▶ **Your task**:
Search the records that follow and extract every line containing the string "this".

==== Listing

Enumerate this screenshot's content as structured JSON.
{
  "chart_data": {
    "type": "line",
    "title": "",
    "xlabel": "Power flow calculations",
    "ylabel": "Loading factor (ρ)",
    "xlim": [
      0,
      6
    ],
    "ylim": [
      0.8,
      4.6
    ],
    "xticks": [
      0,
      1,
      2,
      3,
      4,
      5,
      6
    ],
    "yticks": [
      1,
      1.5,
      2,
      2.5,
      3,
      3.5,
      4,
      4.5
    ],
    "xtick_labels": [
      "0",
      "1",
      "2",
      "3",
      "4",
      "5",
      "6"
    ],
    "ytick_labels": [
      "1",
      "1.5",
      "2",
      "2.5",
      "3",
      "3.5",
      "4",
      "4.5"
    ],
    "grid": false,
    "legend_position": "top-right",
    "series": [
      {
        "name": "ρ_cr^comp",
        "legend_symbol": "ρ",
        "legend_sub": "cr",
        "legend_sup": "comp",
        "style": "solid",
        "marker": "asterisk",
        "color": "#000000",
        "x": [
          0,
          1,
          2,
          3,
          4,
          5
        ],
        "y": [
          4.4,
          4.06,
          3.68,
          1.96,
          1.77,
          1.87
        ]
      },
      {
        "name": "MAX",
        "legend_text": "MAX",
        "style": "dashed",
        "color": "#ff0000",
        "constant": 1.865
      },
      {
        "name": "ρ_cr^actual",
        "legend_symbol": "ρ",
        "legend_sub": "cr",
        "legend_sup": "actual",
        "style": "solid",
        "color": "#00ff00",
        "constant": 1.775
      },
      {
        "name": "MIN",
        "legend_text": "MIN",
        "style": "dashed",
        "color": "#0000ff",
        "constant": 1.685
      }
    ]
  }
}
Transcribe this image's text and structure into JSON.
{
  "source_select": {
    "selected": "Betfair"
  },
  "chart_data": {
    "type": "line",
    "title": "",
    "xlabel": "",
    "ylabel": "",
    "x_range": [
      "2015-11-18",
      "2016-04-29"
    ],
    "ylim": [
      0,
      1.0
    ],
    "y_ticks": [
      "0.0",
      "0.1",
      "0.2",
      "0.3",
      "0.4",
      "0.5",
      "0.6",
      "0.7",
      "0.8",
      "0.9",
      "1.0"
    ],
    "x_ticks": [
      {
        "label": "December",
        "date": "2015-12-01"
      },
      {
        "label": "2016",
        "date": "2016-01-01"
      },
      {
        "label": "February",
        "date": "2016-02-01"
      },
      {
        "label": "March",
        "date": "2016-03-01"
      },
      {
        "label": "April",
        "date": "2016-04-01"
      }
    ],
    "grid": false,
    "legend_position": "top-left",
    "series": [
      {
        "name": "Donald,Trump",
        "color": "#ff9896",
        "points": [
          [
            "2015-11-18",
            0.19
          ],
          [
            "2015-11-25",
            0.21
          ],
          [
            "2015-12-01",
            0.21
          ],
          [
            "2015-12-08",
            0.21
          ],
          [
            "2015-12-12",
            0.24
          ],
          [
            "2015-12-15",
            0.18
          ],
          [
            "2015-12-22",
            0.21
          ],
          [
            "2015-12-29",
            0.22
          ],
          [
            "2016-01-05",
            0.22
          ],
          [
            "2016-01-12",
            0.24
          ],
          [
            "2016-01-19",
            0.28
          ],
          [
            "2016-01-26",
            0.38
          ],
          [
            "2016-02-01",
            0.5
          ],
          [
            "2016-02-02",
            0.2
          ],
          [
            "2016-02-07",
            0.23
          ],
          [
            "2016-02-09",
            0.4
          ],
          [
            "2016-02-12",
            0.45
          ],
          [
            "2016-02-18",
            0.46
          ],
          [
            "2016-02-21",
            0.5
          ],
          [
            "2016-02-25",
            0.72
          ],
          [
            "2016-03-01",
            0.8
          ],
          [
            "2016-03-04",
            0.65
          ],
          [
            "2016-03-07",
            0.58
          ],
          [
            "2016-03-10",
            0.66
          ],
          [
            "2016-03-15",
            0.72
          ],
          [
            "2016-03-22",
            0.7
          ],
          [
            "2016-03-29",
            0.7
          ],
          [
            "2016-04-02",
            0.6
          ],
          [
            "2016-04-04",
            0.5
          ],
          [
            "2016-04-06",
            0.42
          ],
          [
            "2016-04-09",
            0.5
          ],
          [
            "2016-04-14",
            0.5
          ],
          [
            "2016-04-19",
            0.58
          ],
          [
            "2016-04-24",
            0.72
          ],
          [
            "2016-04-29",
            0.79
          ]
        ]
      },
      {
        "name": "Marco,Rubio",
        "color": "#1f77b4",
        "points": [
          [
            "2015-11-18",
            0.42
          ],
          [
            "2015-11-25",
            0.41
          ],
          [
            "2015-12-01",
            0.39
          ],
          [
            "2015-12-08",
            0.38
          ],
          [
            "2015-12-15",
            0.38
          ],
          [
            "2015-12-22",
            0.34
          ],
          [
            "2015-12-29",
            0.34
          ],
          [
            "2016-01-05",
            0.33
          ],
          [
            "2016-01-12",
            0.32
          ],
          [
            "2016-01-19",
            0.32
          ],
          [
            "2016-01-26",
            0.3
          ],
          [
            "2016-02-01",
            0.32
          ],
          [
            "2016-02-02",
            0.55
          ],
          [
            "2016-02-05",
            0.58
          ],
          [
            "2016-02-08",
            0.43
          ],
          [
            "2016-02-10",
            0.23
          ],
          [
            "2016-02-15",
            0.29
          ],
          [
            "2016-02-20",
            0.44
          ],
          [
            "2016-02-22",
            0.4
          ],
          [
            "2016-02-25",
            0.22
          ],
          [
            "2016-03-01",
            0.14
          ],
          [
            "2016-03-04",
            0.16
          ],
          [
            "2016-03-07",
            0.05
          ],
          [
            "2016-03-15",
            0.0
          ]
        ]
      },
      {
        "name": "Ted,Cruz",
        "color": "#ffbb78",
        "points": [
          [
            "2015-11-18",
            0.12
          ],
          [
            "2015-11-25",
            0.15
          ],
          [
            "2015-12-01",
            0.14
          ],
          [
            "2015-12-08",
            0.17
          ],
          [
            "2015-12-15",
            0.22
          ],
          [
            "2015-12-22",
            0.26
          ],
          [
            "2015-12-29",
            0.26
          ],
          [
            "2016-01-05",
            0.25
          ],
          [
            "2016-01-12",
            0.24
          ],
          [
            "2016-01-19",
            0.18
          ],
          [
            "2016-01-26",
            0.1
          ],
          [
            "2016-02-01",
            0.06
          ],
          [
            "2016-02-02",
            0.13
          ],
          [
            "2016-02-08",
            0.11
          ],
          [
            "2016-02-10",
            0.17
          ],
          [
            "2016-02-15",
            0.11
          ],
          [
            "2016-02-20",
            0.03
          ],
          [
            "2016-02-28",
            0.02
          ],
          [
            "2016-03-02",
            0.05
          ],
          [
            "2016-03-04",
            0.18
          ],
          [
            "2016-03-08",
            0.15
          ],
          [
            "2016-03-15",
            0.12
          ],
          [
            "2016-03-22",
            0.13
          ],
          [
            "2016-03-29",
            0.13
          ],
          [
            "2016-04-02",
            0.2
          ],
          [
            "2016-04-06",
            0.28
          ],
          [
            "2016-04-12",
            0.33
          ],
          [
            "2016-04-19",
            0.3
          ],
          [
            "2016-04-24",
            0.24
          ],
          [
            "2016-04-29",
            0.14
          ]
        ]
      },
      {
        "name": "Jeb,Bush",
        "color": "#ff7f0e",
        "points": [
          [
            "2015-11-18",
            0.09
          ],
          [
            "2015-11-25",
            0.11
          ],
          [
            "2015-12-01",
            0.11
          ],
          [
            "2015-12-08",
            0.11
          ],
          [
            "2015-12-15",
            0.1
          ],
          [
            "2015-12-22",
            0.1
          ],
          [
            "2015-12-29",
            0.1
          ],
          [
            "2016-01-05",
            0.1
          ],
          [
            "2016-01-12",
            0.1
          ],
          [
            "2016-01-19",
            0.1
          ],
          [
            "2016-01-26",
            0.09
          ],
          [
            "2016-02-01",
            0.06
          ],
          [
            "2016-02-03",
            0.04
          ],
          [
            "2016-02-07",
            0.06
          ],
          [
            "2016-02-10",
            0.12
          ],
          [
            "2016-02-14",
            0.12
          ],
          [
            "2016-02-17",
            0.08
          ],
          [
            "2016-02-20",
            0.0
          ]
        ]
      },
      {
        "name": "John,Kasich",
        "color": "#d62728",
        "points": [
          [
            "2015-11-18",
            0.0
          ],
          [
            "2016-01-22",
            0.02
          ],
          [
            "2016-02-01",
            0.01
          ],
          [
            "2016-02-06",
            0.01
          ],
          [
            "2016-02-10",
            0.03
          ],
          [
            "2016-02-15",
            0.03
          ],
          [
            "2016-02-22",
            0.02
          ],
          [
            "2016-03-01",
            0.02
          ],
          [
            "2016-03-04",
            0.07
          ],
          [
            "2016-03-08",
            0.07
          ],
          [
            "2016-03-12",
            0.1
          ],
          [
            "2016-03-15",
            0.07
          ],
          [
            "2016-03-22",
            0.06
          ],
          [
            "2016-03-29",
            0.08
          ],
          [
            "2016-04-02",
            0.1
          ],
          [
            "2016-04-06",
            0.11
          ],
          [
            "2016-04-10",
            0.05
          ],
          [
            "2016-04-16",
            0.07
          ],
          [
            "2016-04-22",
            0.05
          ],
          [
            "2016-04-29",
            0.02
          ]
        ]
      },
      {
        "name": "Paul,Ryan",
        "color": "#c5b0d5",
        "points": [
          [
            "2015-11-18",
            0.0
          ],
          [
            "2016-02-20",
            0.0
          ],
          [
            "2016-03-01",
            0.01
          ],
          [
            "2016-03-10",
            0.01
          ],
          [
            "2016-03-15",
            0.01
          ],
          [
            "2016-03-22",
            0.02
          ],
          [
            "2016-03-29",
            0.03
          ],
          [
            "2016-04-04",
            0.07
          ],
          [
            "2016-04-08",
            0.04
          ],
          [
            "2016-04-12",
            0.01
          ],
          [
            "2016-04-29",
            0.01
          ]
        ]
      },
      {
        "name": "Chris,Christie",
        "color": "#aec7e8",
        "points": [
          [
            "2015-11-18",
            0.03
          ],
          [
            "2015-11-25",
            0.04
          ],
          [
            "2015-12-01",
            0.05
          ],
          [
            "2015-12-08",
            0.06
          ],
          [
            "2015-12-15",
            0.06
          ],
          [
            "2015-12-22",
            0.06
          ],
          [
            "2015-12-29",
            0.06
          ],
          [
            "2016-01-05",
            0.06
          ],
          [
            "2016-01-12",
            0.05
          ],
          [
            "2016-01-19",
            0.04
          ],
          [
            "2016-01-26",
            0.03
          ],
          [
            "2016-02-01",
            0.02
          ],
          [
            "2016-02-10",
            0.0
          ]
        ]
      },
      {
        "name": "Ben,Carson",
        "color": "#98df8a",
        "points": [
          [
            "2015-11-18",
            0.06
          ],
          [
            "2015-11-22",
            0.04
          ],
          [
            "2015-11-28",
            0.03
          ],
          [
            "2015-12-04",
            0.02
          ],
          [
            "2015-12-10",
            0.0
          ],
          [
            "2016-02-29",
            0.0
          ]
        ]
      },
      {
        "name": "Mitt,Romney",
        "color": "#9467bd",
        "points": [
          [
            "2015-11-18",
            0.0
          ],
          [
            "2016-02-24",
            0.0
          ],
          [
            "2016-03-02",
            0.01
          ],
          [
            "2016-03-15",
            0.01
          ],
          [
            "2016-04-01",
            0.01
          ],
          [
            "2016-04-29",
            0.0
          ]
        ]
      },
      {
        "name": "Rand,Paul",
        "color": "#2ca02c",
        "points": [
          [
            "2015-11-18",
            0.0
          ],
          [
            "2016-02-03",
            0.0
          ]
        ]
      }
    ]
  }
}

========

▶ **Task response**:
Enumerate this screenshot's content as structured JSON.
Transcribe this image's text and structure into JSON.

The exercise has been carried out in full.